> _Work to do_
From the records, pick out and copy each line containing "color".
:::::
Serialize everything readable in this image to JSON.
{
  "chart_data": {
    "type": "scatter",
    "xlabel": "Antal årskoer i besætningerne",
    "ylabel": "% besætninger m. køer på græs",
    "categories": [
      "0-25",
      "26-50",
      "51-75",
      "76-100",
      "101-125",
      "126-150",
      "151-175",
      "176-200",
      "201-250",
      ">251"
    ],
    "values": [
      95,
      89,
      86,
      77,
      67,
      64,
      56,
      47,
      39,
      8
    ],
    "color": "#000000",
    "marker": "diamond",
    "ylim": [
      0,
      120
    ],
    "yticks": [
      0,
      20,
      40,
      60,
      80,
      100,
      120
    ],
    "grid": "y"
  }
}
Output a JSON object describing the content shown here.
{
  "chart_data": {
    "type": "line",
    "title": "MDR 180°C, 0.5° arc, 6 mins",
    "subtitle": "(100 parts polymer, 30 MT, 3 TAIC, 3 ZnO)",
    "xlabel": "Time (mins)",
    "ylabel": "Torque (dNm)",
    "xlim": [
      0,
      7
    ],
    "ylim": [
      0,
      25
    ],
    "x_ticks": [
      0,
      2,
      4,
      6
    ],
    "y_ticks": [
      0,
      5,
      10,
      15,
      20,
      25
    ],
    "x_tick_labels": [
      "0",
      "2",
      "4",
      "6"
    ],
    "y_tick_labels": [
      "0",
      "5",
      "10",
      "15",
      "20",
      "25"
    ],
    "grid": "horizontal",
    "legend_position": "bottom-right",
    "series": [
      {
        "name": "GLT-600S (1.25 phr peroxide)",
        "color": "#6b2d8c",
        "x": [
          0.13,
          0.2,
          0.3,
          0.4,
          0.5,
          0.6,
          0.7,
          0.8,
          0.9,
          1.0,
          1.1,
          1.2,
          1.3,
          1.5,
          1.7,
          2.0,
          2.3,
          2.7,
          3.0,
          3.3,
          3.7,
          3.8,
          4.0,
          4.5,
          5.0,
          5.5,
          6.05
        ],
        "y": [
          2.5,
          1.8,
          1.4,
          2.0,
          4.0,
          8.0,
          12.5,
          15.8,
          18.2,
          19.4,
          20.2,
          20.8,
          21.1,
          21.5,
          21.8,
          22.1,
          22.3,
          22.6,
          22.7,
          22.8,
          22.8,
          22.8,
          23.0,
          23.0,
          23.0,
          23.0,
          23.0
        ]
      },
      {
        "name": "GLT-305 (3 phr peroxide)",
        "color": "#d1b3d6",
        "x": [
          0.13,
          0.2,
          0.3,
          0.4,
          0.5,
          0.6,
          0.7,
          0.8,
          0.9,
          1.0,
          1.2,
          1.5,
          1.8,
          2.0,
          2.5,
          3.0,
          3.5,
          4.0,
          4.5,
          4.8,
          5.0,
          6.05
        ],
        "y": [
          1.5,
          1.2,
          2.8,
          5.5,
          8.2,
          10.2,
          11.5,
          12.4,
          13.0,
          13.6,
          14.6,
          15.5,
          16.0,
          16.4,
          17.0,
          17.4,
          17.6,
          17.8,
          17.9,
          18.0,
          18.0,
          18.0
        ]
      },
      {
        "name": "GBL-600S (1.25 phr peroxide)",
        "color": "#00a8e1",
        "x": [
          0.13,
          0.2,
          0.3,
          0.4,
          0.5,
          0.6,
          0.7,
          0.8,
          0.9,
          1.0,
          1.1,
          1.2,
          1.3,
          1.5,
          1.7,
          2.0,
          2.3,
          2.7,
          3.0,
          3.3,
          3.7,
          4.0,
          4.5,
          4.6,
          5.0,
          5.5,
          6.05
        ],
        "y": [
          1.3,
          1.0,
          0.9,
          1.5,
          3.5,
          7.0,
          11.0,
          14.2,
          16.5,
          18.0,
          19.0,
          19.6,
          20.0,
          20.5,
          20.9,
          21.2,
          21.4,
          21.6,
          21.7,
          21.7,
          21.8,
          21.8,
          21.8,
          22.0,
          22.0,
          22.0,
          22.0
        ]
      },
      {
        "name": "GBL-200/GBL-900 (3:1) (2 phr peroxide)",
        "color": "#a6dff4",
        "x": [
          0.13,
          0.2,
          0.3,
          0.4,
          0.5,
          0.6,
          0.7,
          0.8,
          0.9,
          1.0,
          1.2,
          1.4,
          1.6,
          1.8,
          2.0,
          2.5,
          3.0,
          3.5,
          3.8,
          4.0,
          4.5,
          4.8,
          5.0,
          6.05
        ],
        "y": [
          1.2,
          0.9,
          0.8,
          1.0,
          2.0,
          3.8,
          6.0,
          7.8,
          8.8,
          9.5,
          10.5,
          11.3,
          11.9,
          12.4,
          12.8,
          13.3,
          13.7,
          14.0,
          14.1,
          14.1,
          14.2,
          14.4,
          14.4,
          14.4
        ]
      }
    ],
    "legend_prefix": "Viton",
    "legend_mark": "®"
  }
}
:::::
> _Solution_
    "color": "#000000",
        "color": "#6b2d8c",
        "color": "#d1b3d6",
        "color": "#00a8e1",
        "color": "#a6dff4",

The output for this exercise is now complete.